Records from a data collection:
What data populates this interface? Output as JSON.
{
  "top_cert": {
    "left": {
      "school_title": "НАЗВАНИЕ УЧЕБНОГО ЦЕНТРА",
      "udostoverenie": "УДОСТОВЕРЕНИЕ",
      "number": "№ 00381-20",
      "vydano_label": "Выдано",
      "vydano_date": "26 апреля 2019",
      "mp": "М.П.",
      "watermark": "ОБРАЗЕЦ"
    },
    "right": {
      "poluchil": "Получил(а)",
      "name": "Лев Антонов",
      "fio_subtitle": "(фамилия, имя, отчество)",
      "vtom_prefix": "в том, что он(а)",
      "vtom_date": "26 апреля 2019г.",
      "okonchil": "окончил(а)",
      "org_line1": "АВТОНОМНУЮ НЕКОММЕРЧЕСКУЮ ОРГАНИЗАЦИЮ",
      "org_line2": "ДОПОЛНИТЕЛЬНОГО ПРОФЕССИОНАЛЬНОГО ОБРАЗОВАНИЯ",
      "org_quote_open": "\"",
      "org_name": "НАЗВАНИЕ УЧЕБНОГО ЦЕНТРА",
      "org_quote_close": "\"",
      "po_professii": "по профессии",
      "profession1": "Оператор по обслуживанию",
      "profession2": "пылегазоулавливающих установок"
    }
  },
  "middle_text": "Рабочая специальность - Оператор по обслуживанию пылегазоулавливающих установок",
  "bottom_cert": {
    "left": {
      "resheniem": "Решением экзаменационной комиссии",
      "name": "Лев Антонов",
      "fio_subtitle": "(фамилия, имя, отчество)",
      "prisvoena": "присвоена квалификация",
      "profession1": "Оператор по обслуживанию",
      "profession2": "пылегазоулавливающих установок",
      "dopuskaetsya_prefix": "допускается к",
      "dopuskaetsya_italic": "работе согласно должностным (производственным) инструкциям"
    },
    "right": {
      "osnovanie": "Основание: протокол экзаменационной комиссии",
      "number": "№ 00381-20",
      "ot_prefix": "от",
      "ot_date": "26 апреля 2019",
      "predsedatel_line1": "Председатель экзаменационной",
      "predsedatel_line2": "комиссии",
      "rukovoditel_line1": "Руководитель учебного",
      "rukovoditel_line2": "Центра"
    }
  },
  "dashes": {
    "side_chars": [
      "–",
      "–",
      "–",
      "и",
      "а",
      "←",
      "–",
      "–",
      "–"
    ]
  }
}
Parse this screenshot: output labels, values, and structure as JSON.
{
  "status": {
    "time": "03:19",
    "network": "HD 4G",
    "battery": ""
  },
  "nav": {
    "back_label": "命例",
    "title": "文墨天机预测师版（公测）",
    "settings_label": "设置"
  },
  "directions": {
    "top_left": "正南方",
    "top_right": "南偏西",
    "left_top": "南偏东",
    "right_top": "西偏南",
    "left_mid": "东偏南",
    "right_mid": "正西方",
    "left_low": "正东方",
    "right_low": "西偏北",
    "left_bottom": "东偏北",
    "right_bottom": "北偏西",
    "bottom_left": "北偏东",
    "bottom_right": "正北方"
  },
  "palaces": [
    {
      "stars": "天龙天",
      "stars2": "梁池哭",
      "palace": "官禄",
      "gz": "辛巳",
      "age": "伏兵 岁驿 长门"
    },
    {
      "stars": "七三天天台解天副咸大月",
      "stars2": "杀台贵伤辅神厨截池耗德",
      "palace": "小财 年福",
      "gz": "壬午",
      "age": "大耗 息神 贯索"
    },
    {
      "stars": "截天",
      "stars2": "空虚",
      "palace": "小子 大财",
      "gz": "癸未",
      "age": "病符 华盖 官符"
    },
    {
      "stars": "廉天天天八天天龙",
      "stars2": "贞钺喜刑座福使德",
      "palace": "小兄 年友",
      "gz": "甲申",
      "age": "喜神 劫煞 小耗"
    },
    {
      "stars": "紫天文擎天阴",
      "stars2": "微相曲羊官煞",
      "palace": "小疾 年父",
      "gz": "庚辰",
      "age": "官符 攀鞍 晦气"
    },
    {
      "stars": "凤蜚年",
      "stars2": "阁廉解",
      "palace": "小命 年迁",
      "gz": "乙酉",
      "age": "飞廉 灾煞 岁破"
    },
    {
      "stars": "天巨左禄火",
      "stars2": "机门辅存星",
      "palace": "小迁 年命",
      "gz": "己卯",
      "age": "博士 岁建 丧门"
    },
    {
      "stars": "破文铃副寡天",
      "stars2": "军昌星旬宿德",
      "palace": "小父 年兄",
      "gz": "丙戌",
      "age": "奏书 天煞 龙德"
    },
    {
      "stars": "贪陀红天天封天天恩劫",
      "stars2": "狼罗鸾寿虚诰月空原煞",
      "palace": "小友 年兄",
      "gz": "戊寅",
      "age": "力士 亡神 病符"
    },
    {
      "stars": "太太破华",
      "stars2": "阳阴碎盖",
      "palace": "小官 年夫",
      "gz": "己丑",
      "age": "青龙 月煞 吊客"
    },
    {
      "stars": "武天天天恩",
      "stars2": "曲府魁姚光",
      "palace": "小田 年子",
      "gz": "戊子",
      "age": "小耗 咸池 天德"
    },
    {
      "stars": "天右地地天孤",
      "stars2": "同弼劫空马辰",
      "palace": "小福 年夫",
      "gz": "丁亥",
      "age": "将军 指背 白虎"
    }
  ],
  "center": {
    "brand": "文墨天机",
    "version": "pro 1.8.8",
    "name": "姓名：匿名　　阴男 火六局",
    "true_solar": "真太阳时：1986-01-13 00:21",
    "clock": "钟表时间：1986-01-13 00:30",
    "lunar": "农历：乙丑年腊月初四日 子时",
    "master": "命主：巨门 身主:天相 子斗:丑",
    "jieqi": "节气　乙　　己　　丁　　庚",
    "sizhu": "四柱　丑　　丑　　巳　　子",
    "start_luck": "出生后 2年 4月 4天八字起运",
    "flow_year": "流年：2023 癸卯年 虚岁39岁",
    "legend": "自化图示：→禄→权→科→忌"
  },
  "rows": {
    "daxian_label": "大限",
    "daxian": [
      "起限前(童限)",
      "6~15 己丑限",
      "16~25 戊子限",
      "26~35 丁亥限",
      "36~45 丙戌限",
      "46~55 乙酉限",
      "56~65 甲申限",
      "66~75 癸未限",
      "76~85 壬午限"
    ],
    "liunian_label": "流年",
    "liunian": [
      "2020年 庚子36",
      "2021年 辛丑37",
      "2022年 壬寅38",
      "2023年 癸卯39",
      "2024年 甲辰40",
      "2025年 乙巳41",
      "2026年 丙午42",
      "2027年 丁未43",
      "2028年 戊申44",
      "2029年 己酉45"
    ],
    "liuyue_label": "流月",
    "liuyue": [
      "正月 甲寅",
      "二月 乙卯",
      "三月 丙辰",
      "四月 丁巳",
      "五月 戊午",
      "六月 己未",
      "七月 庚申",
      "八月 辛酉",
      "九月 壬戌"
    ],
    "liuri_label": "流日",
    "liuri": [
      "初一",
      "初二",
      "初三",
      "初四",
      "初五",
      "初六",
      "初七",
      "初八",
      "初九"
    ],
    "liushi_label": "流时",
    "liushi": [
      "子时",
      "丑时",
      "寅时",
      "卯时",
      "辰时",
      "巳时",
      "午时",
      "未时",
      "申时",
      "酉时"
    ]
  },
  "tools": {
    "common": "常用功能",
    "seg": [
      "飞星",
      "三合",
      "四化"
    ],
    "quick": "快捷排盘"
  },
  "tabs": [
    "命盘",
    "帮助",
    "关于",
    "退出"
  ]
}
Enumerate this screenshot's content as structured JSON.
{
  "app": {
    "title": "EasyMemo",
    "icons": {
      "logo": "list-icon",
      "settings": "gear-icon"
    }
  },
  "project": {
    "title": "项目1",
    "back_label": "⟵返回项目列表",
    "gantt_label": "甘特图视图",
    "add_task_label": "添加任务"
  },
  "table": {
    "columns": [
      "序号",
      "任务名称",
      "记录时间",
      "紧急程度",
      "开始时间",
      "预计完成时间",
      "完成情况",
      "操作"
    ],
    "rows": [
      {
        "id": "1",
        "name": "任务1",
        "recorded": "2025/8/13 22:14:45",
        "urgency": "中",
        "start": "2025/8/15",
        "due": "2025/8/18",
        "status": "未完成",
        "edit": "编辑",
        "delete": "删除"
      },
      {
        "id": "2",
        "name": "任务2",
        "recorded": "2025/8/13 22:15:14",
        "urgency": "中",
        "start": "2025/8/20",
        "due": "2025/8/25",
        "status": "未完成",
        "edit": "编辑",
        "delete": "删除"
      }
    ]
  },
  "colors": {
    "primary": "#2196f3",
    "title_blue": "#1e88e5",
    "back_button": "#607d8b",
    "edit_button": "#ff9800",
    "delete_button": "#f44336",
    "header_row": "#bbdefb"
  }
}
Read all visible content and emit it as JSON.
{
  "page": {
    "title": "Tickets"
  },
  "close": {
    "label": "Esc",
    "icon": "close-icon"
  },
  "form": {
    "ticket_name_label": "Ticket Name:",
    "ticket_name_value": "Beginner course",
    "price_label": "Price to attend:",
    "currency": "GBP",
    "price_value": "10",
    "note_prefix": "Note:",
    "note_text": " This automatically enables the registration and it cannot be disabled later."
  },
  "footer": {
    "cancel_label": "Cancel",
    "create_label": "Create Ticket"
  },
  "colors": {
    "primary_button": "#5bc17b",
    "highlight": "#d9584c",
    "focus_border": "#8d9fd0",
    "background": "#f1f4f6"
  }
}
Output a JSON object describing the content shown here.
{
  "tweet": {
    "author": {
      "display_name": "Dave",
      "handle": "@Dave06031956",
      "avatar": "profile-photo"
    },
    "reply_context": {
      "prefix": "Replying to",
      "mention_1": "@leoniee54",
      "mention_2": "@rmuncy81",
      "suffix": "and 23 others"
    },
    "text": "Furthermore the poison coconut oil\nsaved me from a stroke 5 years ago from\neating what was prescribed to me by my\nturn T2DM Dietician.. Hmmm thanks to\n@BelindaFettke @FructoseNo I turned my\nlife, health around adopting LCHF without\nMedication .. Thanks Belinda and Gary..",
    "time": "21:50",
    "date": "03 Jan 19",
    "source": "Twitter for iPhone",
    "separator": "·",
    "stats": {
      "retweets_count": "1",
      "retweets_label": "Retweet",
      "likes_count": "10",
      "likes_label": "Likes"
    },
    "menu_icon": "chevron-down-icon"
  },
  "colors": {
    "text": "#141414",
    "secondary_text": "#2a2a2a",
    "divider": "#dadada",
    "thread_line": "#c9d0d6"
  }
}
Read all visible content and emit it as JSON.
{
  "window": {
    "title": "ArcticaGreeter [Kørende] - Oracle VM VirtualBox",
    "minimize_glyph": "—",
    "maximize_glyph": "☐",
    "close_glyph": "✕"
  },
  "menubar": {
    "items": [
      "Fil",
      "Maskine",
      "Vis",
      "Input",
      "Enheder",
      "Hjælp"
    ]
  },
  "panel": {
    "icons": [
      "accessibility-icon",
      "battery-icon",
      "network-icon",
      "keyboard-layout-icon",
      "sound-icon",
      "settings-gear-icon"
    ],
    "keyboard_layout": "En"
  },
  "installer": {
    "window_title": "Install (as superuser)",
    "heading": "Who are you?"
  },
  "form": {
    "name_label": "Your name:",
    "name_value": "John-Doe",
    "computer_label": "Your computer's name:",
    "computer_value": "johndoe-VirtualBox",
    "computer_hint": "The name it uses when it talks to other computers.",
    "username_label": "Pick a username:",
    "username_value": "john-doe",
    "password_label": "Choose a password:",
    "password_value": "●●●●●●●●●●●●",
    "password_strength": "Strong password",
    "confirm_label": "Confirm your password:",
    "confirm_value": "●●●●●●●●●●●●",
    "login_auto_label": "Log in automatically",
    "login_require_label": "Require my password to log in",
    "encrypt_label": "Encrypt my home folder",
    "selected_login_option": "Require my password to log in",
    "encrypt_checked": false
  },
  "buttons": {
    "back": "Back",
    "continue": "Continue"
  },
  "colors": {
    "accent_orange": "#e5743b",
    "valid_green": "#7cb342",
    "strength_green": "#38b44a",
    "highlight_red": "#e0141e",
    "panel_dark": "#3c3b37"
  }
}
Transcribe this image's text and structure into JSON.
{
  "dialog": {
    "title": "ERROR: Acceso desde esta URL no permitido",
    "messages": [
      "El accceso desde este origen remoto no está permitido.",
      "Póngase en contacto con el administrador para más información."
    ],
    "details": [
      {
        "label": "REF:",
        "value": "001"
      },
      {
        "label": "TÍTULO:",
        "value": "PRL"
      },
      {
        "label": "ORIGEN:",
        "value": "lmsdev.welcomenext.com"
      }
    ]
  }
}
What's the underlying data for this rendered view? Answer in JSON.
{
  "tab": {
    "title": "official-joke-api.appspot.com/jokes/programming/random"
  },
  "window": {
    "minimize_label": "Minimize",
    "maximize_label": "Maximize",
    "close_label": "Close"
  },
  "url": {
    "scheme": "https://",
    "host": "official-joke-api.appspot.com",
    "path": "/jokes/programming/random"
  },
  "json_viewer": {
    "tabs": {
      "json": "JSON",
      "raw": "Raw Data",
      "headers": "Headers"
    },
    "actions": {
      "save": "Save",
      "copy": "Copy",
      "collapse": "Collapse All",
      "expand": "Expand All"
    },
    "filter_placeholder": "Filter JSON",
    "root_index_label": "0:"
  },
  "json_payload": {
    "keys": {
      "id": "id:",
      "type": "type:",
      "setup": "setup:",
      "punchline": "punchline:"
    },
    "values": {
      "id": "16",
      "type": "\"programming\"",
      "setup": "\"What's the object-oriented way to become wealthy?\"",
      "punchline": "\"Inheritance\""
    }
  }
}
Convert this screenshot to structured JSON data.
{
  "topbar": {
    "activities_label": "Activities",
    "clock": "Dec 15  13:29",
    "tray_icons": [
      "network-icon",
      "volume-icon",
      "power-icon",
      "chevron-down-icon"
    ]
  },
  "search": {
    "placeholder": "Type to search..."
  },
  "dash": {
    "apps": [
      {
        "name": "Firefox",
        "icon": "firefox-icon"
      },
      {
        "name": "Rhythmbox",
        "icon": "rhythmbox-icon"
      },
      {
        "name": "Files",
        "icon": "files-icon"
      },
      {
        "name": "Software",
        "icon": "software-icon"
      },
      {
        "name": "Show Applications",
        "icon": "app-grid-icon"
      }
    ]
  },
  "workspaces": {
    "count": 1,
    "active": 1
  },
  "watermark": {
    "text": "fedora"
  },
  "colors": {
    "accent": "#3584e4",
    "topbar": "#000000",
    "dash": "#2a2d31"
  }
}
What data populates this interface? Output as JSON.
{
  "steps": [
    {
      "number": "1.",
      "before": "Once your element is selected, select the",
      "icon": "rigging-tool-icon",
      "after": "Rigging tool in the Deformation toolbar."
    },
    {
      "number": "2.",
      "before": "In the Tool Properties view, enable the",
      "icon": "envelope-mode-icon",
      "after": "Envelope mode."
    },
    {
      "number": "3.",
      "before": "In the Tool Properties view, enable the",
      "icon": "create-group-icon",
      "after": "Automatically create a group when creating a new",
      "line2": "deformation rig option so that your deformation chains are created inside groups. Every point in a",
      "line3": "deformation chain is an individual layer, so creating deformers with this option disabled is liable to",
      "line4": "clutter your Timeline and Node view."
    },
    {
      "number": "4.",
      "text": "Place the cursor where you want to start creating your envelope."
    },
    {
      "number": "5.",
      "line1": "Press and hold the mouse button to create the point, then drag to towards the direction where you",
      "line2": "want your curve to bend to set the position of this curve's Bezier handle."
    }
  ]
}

#### What to produce:
From the listing, copy every line where the string "point" appears.

#### Response:
      "line2": "deformation rig option so that your deformation chains are created inside groups. Every point in a",
      "line1": "Press and hold the mouse button to create the point, then drag to towards the direction where you",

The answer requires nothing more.